Exercise objective:
Go through the entries one line at a time, and gather every line that has the word "automated".

Saved entries
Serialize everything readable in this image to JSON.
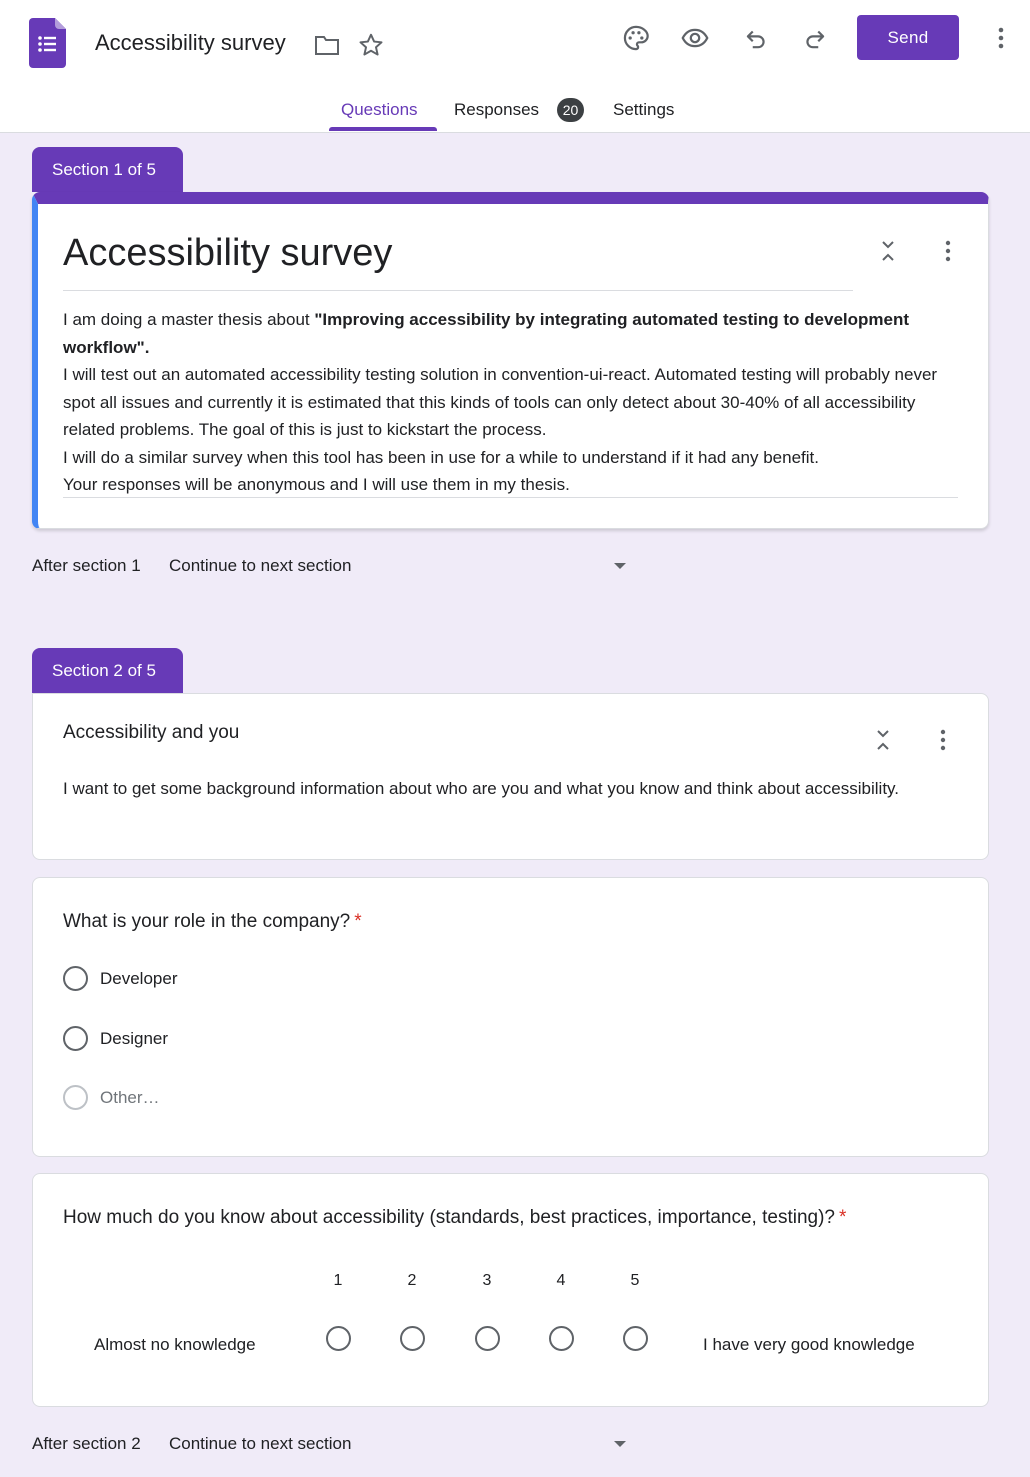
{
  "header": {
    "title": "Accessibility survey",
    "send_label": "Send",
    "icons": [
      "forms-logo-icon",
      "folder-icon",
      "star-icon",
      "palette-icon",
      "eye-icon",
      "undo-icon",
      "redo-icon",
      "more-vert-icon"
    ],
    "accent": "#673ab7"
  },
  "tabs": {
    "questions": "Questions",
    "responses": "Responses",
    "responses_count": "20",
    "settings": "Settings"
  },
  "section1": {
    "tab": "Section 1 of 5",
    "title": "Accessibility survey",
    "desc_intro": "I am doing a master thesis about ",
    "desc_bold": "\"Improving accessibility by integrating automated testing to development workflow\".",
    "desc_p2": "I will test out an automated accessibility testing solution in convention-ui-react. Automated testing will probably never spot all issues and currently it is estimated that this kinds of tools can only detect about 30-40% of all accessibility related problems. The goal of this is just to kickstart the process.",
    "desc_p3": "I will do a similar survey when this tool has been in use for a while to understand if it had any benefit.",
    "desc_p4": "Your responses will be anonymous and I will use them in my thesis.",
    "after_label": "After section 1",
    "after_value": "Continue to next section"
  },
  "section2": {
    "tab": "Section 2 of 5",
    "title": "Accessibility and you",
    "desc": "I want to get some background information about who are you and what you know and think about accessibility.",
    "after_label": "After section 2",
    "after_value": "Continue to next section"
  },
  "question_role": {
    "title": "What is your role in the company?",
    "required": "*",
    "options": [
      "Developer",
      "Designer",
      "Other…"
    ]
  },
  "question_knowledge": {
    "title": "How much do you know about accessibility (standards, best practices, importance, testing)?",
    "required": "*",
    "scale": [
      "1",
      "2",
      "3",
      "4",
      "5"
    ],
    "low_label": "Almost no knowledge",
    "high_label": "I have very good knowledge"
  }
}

Problem solution:
    "desc_bold": "\"Improving accessibility by integrating automated testing to development workflow\".",
    "desc_p2": "I will test out an automated accessibility testing solution in convention-ui-react. Automated testing will probably never spot all issues and currently it is estimated that this kinds of tools can only detect about 30-40% of all accessibility related problems. The goal of this is just to kickstart the process.",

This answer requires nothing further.